* Given instruction: Below are the records; reproduce all of them exactly but without any images.

START Material to process

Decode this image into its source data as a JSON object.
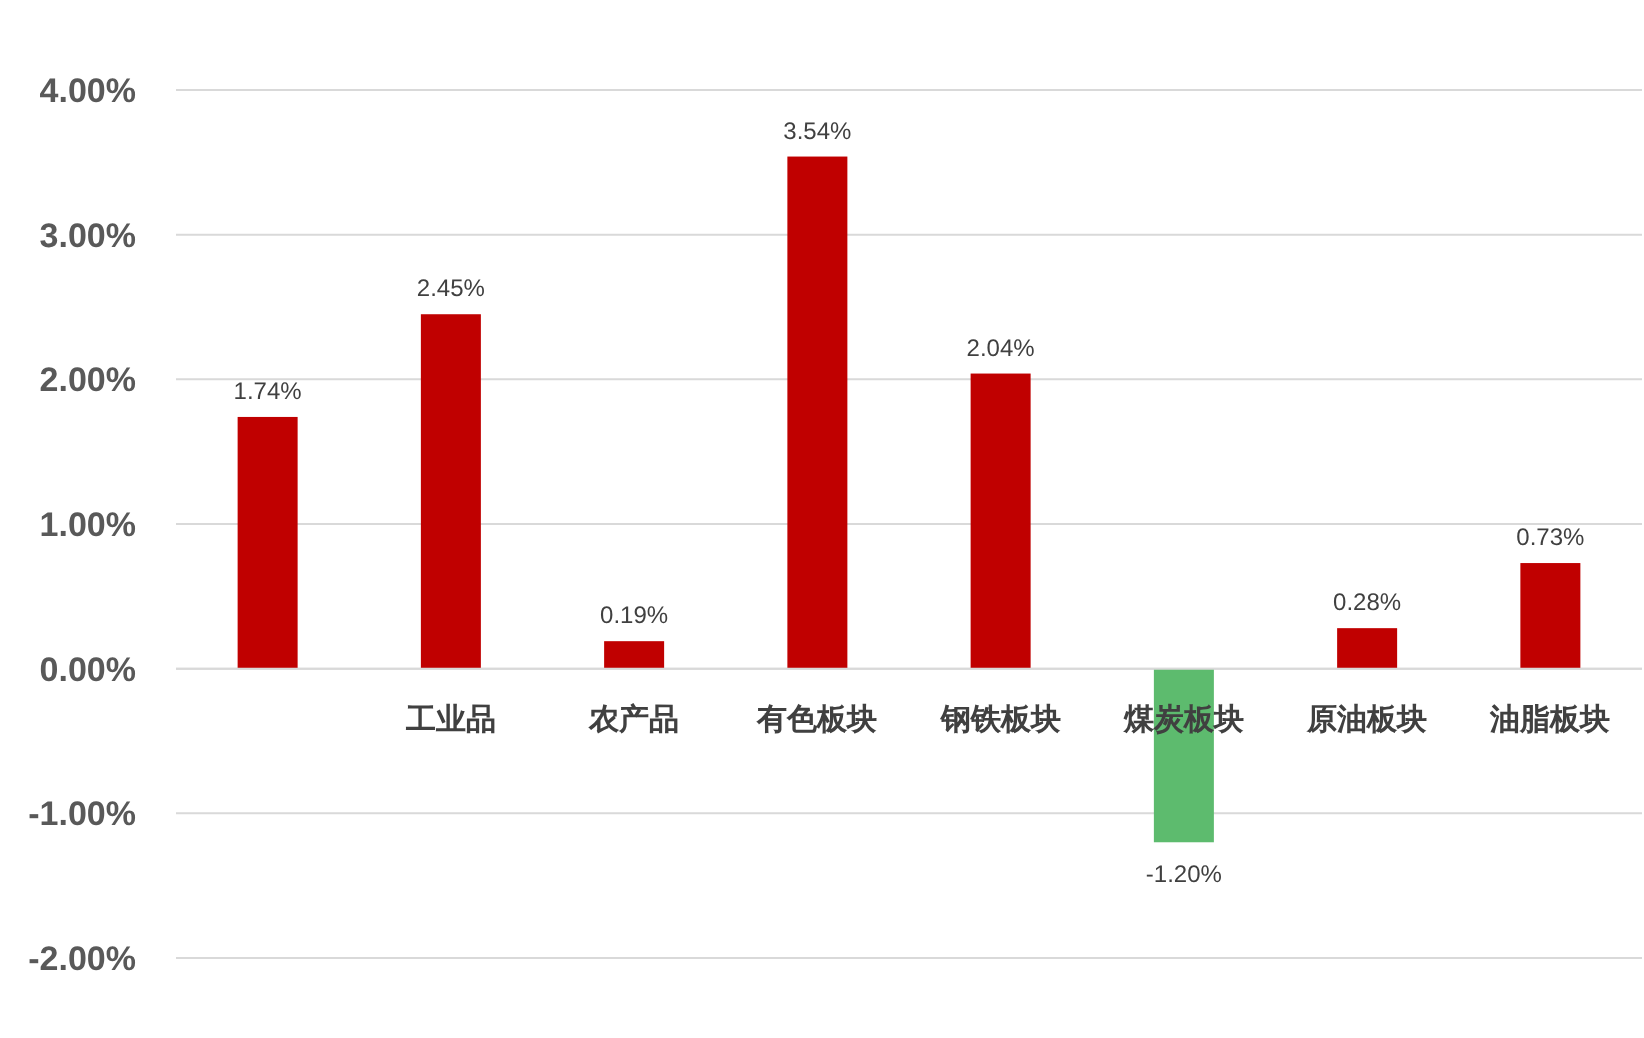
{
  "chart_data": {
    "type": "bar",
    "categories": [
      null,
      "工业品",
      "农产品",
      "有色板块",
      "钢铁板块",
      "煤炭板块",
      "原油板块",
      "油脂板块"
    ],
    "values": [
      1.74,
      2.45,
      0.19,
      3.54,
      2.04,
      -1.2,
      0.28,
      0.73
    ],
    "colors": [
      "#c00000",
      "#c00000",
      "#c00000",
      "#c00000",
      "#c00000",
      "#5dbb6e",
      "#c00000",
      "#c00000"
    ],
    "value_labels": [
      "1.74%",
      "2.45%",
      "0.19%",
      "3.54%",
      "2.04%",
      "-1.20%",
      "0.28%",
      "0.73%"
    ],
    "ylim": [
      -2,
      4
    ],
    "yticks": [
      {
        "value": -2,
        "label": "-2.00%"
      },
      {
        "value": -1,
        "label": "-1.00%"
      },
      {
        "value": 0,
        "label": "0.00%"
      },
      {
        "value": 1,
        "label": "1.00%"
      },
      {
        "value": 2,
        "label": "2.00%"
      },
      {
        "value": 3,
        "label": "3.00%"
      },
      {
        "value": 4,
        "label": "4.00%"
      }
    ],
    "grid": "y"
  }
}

END Material to process

* Worked solution:
Decode this image into its source data as a JSON object.
{
  "chart_data": {
    "type": "bar",
    "categories": [
      null,
      "工业品",
      "农产品",
      "有色板块",
      "钢铁板块",
      "煤炭板块",
      "原油板块",
      "油脂板块"
    ],
    "values": [
      1.74,
      2.45,
      0.19,
      3.54,
      2.04,
      -1.2,
      0.28,
      0.73
    ],
    "colors": [
      "#c00000",
      "#c00000",
      "#c00000",
      "#c00000",
      "#c00000",
      "#5dbb6e",
      "#c00000",
      "#c00000"
    ],
    "value_labels": [
      "1.74%",
      "2.45%",
      "0.19%",
      "3.54%",
      "2.04%",
      "-1.20%",
      "0.28%",
      "0.73%"
    ],
    "ylim": [
      -2,
      4
    ],
    "yticks": [
      {
        "value": -2,
        "label": "-2.00%"
      },
      {
        "value": -1,
        "label": "-1.00%"
      },
      {
        "value": 0,
        "label": "0.00%"
      },
      {
        "value": 1,
        "label": "1.00%"
      },
      {
        "value": 2,
        "label": "2.00%"
      },
      {
        "value": 3,
        "label": "3.00%"
      },
      {
        "value": 4,
        "label": "4.00%"
      }
    ],
    "grid": "y"
  }
}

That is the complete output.